* [Exercise aim]:
Extract all of the entries and set them down verbatim.

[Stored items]
^^^^^^^^^^^^^^^^

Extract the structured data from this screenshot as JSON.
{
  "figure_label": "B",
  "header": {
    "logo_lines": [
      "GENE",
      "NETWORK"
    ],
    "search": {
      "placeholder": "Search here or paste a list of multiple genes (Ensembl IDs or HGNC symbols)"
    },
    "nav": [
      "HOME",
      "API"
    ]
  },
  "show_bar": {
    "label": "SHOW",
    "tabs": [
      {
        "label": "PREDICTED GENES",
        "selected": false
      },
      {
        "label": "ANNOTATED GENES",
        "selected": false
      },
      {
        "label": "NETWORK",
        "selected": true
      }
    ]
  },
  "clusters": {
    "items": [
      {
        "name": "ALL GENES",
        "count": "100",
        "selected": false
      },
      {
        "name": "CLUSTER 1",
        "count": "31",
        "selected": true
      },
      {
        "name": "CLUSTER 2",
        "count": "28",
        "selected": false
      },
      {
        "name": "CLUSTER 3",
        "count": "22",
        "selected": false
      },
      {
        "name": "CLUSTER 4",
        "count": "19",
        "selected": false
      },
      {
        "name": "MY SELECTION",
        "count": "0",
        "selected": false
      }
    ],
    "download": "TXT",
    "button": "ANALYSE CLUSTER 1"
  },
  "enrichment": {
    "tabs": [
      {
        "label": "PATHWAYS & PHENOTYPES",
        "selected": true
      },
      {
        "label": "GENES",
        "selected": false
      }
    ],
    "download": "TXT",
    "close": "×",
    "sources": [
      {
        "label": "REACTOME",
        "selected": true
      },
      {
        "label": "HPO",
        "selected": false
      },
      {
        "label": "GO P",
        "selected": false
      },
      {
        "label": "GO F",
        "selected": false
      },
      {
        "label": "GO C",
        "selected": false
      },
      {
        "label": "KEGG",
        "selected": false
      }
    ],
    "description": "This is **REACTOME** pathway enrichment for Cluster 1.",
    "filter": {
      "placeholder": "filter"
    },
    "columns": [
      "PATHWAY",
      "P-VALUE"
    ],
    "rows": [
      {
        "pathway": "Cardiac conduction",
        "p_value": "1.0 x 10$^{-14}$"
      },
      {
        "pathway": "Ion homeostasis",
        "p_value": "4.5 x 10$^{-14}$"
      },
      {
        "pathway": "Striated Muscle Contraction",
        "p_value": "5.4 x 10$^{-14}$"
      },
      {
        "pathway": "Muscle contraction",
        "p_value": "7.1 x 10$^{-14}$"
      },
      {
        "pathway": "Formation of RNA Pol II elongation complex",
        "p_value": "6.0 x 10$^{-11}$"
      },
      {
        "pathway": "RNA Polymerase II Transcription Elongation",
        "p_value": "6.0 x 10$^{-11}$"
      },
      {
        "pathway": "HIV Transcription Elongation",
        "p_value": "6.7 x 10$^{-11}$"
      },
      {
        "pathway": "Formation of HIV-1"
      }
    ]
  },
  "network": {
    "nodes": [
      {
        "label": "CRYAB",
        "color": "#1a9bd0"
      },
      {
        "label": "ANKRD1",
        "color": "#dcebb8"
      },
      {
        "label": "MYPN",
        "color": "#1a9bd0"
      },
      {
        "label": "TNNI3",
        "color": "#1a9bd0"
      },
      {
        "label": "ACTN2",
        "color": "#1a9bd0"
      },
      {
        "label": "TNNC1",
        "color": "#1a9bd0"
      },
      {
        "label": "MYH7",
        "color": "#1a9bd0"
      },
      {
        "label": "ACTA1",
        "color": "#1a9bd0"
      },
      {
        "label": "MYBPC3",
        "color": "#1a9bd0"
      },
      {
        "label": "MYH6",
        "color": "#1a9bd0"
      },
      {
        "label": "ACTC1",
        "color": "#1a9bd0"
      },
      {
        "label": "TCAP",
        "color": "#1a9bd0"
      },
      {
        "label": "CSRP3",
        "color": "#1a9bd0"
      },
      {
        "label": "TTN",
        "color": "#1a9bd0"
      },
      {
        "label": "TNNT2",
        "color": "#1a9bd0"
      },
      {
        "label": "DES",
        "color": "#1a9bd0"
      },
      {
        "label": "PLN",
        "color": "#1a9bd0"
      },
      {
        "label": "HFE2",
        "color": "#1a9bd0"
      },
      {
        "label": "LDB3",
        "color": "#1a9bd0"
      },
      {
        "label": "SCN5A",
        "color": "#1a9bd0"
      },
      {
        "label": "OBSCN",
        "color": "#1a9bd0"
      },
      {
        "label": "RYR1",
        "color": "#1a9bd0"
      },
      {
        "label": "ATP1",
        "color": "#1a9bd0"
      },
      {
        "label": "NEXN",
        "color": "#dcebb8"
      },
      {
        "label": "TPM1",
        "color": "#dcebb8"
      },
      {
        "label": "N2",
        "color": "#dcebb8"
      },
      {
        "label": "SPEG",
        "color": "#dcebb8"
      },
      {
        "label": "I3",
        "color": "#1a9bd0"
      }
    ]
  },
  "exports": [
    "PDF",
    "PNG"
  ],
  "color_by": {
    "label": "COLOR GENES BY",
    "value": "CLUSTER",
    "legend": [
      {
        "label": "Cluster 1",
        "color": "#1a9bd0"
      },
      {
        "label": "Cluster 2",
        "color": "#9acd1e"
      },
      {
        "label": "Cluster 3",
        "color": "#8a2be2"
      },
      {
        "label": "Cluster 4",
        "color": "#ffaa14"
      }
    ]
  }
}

^^^^^^^^^^^^^^^^

* [Exercise result]:
Extract the structured data from this screenshot as JSON.
{
  "figure_label": "B",
  "header": {
    "logo_lines": [
      "GENE",
      "NETWORK"
    ],
    "search": {
      "placeholder": "Search here or paste a list of multiple genes (Ensembl IDs or HGNC symbols)"
    },
    "nav": [
      "HOME",
      "API"
    ]
  },
  "show_bar": {
    "label": "SHOW",
    "tabs": [
      {
        "label": "PREDICTED GENES",
        "selected": false
      },
      {
        "label": "ANNOTATED GENES",
        "selected": false
      },
      {
        "label": "NETWORK",
        "selected": true
      }
    ]
  },
  "clusters": {
    "items": [
      {
        "name": "ALL GENES",
        "count": "100",
        "selected": false
      },
      {
        "name": "CLUSTER 1",
        "count": "31",
        "selected": true
      },
      {
        "name": "CLUSTER 2",
        "count": "28",
        "selected": false
      },
      {
        "name": "CLUSTER 3",
        "count": "22",
        "selected": false
      },
      {
        "name": "CLUSTER 4",
        "count": "19",
        "selected": false
      },
      {
        "name": "MY SELECTION",
        "count": "0",
        "selected": false
      }
    ],
    "download": "TXT",
    "button": "ANALYSE CLUSTER 1"
  },
  "enrichment": {
    "tabs": [
      {
        "label": "PATHWAYS & PHENOTYPES",
        "selected": true
      },
      {
        "label": "GENES",
        "selected": false
      }
    ],
    "download": "TXT",
    "close": "×",
    "sources": [
      {
        "label": "REACTOME",
        "selected": true
      },
      {
        "label": "HPO",
        "selected": false
      },
      {
        "label": "GO P",
        "selected": false
      },
      {
        "label": "GO F",
        "selected": false
      },
      {
        "label": "GO C",
        "selected": false
      },
      {
        "label": "KEGG",
        "selected": false
      }
    ],
    "description": "This is **REACTOME** pathway enrichment for Cluster 1.",
    "filter": {
      "placeholder": "filter"
    },
    "columns": [
      "PATHWAY",
      "P-VALUE"
    ],
    "rows": [
      {
        "pathway": "Cardiac conduction",
        "p_value": "1.0 x 10$^{-14}$"
      },
      {
        "pathway": "Ion homeostasis",
        "p_value": "4.5 x 10$^{-14}$"
      },
      {
        "pathway": "Striated Muscle Contraction",
        "p_value": "5.4 x 10$^{-14}$"
      },
      {
        "pathway": "Muscle contraction",
        "p_value": "7.1 x 10$^{-14}$"
      },
      {
        "pathway": "Formation of RNA Pol II elongation complex",
        "p_value": "6.0 x 10$^{-11}$"
      },
      {
        "pathway": "RNA Polymerase II Transcription Elongation",
        "p_value": "6.0 x 10$^{-11}$"
      },
      {
        "pathway": "HIV Transcription Elongation",
        "p_value": "6.7 x 10$^{-11}$"
      },
      {
        "pathway": "Formation of HIV-1"
      }
    ]
  },
  "network": {
    "nodes": [
      {
        "label": "CRYAB",
        "color": "#1a9bd0"
      },
      {
        "label": "ANKRD1",
        "color": "#dcebb8"
      },
      {
        "label": "MYPN",
        "color": "#1a9bd0"
      },
      {
        "label": "TNNI3",
        "color": "#1a9bd0"
      },
      {
        "label": "ACTN2",
        "color": "#1a9bd0"
      },
      {
        "label": "TNNC1",
        "color": "#1a9bd0"
      },
      {
        "label": "MYH7",
        "color": "#1a9bd0"
      },
      {
        "label": "ACTA1",
        "color": "#1a9bd0"
      },
      {
        "label": "MYBPC3",
        "color": "#1a9bd0"
      },
      {
        "label": "MYH6",
        "color": "#1a9bd0"
      },
      {
        "label": "ACTC1",
        "color": "#1a9bd0"
      },
      {
        "label": "TCAP",
        "color": "#1a9bd0"
      },
      {
        "label": "CSRP3",
        "color": "#1a9bd0"
      },
      {
        "label": "TTN",
        "color": "#1a9bd0"
      },
      {
        "label": "TNNT2",
        "color": "#1a9bd0"
      },
      {
        "label": "DES",
        "color": "#1a9bd0"
      },
      {
        "label": "PLN",
        "color": "#1a9bd0"
      },
      {
        "label": "HFE2",
        "color": "#1a9bd0"
      },
      {
        "label": "LDB3",
        "color": "#1a9bd0"
      },
      {
        "label": "SCN5A",
        "color": "#1a9bd0"
      },
      {
        "label": "OBSCN",
        "color": "#1a9bd0"
      },
      {
        "label": "RYR1",
        "color": "#1a9bd0"
      },
      {
        "label": "ATP1",
        "color": "#1a9bd0"
      },
      {
        "label": "NEXN",
        "color": "#dcebb8"
      },
      {
        "label": "TPM1",
        "color": "#dcebb8"
      },
      {
        "label": "N2",
        "color": "#dcebb8"
      },
      {
        "label": "SPEG",
        "color": "#dcebb8"
      },
      {
        "label": "I3",
        "color": "#1a9bd0"
      }
    ]
  },
  "exports": [
    "PDF",
    "PNG"
  ],
  "color_by": {
    "label": "COLOR GENES BY",
    "value": "CLUSTER",
    "legend": [
      {
        "label": "Cluster 1",
        "color": "#1a9bd0"
      },
      {
        "label": "Cluster 2",
        "color": "#9acd1e"
      },
      {
        "label": "Cluster 3",
        "color": "#8a2be2"
      },
      {
        "label": "Cluster 4",
        "color": "#ffaa14"
      }
    ]
  }
}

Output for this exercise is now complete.